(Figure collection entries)
________
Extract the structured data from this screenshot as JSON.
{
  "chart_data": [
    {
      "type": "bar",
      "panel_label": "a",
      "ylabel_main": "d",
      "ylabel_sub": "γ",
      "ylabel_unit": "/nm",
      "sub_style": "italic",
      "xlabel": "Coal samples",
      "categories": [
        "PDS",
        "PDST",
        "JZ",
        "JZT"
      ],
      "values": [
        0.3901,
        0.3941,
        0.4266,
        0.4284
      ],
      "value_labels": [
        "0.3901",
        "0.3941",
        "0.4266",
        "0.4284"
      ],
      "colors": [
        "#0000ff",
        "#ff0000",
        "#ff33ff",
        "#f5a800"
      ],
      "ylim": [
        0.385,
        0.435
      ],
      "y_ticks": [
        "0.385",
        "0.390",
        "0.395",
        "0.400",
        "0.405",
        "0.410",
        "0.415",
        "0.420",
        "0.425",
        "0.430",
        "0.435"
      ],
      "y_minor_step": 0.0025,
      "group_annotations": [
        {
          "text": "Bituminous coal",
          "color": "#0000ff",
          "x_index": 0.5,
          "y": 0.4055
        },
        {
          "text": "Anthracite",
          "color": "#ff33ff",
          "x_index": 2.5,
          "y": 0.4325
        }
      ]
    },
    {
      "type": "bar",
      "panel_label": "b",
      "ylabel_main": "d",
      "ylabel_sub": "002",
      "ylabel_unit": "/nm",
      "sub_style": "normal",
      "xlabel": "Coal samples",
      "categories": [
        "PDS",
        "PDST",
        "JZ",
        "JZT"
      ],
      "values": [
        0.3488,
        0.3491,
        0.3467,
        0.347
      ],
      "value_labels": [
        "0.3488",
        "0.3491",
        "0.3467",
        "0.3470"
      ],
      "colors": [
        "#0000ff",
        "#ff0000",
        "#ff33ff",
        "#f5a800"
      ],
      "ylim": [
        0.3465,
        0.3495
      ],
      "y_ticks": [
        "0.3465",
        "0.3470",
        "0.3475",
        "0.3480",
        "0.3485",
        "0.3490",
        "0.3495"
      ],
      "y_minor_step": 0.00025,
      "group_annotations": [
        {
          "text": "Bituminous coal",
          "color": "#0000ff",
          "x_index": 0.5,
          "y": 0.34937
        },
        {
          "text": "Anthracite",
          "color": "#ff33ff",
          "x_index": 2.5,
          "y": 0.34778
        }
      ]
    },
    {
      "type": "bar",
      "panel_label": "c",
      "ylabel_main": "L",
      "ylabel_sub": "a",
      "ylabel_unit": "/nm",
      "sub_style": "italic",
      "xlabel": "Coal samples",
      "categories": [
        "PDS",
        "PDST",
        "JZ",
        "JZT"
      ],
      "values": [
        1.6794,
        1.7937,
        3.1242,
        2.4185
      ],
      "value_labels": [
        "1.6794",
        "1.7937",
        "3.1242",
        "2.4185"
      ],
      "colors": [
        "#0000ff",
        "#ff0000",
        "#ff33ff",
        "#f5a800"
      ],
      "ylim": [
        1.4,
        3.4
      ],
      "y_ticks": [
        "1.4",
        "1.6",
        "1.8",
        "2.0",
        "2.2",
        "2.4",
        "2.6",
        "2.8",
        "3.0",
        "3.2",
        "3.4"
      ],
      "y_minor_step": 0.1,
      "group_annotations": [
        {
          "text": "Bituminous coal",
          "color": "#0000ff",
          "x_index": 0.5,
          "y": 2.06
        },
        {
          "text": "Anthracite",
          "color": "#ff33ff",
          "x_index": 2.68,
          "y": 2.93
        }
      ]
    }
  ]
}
________
[Instructions for the task] Return every entry verbatim.

[The completed task]
Extract the structured data from this screenshot as JSON.
{
  "chart_data": [
    {
      "type": "bar",
      "panel_label": "a",
      "ylabel_main": "d",
      "ylabel_sub": "γ",
      "ylabel_unit": "/nm",
      "sub_style": "italic",
      "xlabel": "Coal samples",
      "categories": [
        "PDS",
        "PDST",
        "JZ",
        "JZT"
      ],
      "values": [
        0.3901,
        0.3941,
        0.4266,
        0.4284
      ],
      "value_labels": [
        "0.3901",
        "0.3941",
        "0.4266",
        "0.4284"
      ],
      "colors": [
        "#0000ff",
        "#ff0000",
        "#ff33ff",
        "#f5a800"
      ],
      "ylim": [
        0.385,
        0.435
      ],
      "y_ticks": [
        "0.385",
        "0.390",
        "0.395",
        "0.400",
        "0.405",
        "0.410",
        "0.415",
        "0.420",
        "0.425",
        "0.430",
        "0.435"
      ],
      "y_minor_step": 0.0025,
      "group_annotations": [
        {
          "text": "Bituminous coal",
          "color": "#0000ff",
          "x_index": 0.5,
          "y": 0.4055
        },
        {
          "text": "Anthracite",
          "color": "#ff33ff",
          "x_index": 2.5,
          "y": 0.4325
        }
      ]
    },
    {
      "type": "bar",
      "panel_label": "b",
      "ylabel_main": "d",
      "ylabel_sub": "002",
      "ylabel_unit": "/nm",
      "sub_style": "normal",
      "xlabel": "Coal samples",
      "categories": [
        "PDS",
        "PDST",
        "JZ",
        "JZT"
      ],
      "values": [
        0.3488,
        0.3491,
        0.3467,
        0.347
      ],
      "value_labels": [
        "0.3488",
        "0.3491",
        "0.3467",
        "0.3470"
      ],
      "colors": [
        "#0000ff",
        "#ff0000",
        "#ff33ff",
        "#f5a800"
      ],
      "ylim": [
        0.3465,
        0.3495
      ],
      "y_ticks": [
        "0.3465",
        "0.3470",
        "0.3475",
        "0.3480",
        "0.3485",
        "0.3490",
        "0.3495"
      ],
      "y_minor_step": 0.00025,
      "group_annotations": [
        {
          "text": "Bituminous coal",
          "color": "#0000ff",
          "x_index": 0.5,
          "y": 0.34937
        },
        {
          "text": "Anthracite",
          "color": "#ff33ff",
          "x_index": 2.5,
          "y": 0.34778
        }
      ]
    },
    {
      "type": "bar",
      "panel_label": "c",
      "ylabel_main": "L",
      "ylabel_sub": "a",
      "ylabel_unit": "/nm",
      "sub_style": "italic",
      "xlabel": "Coal samples",
      "categories": [
        "PDS",
        "PDST",
        "JZ",
        "JZT"
      ],
      "values": [
        1.6794,
        1.7937,
        3.1242,
        2.4185
      ],
      "value_labels": [
        "1.6794",
        "1.7937",
        "3.1242",
        "2.4185"
      ],
      "colors": [
        "#0000ff",
        "#ff0000",
        "#ff33ff",
        "#f5a800"
      ],
      "ylim": [
        1.4,
        3.4
      ],
      "y_ticks": [
        "1.4",
        "1.6",
        "1.8",
        "2.0",
        "2.2",
        "2.4",
        "2.6",
        "2.8",
        "3.0",
        "3.2",
        "3.4"
      ],
      "y_minor_step": 0.1,
      "group_annotations": [
        {
          "text": "Bituminous coal",
          "color": "#0000ff",
          "x_index": 0.5,
          "y": 2.06
        },
        {
          "text": "Anthracite",
          "color": "#ff33ff",
          "x_index": 2.68,
          "y": 2.93
        }
      ]
    }
  ]
}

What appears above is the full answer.